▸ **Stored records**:
*****

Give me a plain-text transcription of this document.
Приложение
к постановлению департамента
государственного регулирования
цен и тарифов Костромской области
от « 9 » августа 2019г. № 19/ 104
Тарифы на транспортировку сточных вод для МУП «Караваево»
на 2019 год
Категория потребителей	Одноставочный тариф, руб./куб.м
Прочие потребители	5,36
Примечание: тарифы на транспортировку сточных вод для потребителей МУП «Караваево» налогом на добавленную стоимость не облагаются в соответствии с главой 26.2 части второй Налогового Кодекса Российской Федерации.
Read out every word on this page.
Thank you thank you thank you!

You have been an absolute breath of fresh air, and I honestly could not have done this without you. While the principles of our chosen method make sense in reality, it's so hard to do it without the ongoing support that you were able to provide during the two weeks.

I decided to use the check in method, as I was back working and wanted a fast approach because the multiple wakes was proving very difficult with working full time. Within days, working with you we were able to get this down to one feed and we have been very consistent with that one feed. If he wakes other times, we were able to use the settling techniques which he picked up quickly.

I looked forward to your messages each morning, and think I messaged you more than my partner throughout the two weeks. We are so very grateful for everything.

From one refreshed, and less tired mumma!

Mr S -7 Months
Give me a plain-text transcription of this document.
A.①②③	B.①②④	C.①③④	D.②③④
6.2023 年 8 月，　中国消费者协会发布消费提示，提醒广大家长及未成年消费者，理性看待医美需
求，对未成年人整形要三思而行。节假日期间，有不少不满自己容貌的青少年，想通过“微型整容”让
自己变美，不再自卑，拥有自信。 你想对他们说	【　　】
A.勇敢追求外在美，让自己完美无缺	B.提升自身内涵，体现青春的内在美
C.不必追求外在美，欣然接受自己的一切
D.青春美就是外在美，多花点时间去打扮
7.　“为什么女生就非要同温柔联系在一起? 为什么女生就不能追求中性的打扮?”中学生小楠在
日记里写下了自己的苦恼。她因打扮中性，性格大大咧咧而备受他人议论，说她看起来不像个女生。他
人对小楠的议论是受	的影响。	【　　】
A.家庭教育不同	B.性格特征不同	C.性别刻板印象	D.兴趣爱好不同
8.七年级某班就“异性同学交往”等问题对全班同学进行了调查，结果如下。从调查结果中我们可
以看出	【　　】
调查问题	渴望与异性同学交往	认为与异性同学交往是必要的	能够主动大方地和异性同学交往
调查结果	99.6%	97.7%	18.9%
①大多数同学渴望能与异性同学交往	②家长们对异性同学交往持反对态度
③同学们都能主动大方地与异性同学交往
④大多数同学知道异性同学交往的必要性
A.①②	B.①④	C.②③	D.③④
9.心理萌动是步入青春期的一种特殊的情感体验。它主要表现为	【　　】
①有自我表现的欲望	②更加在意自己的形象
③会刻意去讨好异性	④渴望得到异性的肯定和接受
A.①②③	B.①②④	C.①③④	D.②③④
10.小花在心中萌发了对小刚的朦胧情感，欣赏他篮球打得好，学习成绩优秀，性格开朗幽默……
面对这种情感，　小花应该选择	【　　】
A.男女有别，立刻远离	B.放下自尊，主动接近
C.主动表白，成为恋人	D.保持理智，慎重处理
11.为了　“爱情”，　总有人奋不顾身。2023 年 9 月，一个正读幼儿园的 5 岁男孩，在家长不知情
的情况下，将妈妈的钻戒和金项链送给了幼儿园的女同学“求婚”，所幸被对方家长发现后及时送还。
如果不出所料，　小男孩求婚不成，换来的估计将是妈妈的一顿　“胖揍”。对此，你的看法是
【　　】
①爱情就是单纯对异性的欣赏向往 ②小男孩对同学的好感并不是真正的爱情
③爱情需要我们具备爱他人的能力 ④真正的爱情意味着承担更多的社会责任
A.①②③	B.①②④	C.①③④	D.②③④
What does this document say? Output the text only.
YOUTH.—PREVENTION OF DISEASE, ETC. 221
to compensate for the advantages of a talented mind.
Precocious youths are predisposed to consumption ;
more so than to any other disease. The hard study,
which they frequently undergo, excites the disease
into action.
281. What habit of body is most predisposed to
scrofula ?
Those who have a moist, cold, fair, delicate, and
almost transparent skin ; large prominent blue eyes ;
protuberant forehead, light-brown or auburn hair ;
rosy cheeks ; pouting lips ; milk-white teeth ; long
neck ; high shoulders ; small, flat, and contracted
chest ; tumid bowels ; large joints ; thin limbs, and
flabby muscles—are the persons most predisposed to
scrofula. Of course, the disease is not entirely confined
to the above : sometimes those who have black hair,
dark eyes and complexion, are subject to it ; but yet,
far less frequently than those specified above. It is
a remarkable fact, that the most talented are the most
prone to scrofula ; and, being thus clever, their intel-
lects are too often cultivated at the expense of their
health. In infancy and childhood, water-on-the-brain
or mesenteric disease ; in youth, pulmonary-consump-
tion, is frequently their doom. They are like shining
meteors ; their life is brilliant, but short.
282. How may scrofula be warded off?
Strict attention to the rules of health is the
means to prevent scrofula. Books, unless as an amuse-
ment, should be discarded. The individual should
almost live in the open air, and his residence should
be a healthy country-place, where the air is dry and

*****

Beginning at the line that holds "What does this", reproduce each line of the records above down to and including the last one.

▸ **WRITTEN REPLY**:
What does this document say? Output the text only.
YOUTH.—PREVENTION OF DISEASE, ETC. 221
to compensate for the advantages of a talented mind.
Precocious youths are predisposed to consumption ;
more so than to any other disease. The hard study,
which they frequently undergo, excites the disease
into action.
281. What habit of body is most predisposed to
scrofula ?
Those who have a moist, cold, fair, delicate, and
almost transparent skin ; large prominent blue eyes ;
protuberant forehead, light-brown or auburn hair ;
rosy cheeks ; pouting lips ; milk-white teeth ; long
neck ; high shoulders ; small, flat, and contracted
chest ; tumid bowels ; large joints ; thin limbs, and
flabby muscles—are the persons most predisposed to
scrofula. Of course, the disease is not entirely confined
to the above : sometimes those who have black hair,
dark eyes and complexion, are subject to it ; but yet,
far less frequently than those specified above. It is
a remarkable fact, that the most talented are the most
prone to scrofula ; and, being thus clever, their intel-
lects are too often cultivated at the expense of their
health. In infancy and childhood, water-on-the-brain
or mesenteric disease ; in youth, pulmonary-consump-
tion, is frequently their doom. They are like shining
meteors ; their life is brilliant, but short.
282. How may scrofula be warded off?
Strict attention to the rules of health is the
means to prevent scrofula. Books, unless as an amuse-
ment, should be discarded. The individual should
almost live in the open air, and his residence should
be a healthy country-place, where the air is dry and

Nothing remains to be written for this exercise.